_WORK INSTRUCTIONS_
Write out every entry exactly as given, but omit the pictures.

--- start of DATA LINES ---

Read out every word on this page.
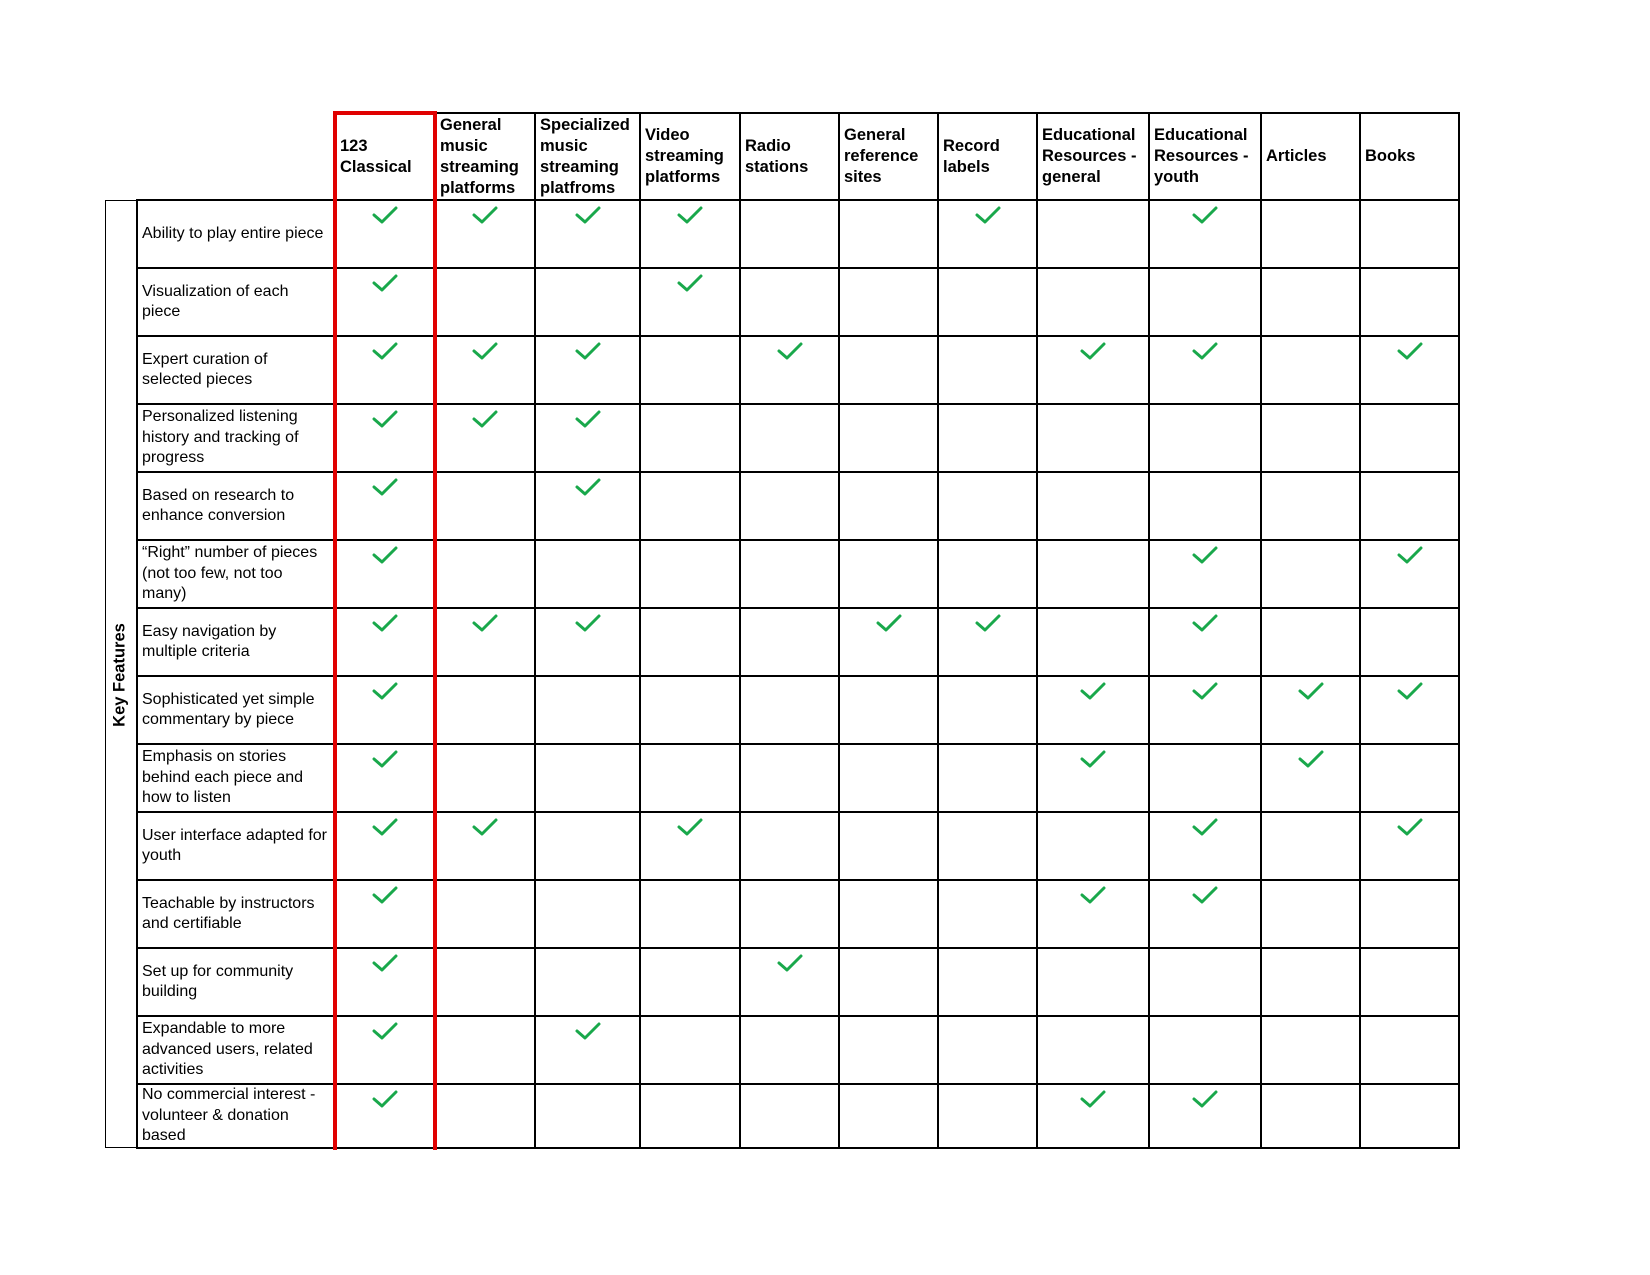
Key Features
123
Classical
General
music
streaming
platforms
Specialized
music
streaming
platfroms
Video
streaming
platforms
Radio
stations
General
reference
sites
Record
labels
Educational
Resources -
general
Educational
Resources -
youth
Articles Books
Ability to play entire piece
Visualization of each
piece
Expert curation of
selected pieces
Personalized listening
history and tracking of
progress
Based on research to
enhance conversion
“Right” number of pieces
(not too few, not too
many)
Easy navigation by
multiple criteria
Sophisticated yet simple
commentary by piece
Emphasis on stories
behind each piece and
how to listen
User interface adapted for
youth
Teachable by instructors
and certifiable
Set up for community
building
Expandable to more
advanced users, related
activities
No commercial interest -
volunteer & donation
based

--- end of DATA LINES ---

_TASK SOLUTION_
Read out every word on this page.
Key Features
123
Classical
General
music
streaming
platforms
Specialized
music
streaming
platfroms
Video
streaming
platforms
Radio
stations
General
reference
sites
Record
labels
Educational
Resources -
general
Educational
Resources -
youth
Articles Books
Ability to play entire piece
Visualization of each
piece
Expert curation of
selected pieces
Personalized listening
history and tracking of
progress
Based on research to
enhance conversion
“Right” number of pieces
(not too few, not too
many)
Easy navigation by
multiple criteria
Sophisticated yet simple
commentary by piece
Emphasis on stories
behind each piece and
how to listen
User interface adapted for
youth
Teachable by instructors
and certifiable
Set up for community
building
Expandable to more
advanced users, related
activities
No commercial interest -
volunteer & donation
based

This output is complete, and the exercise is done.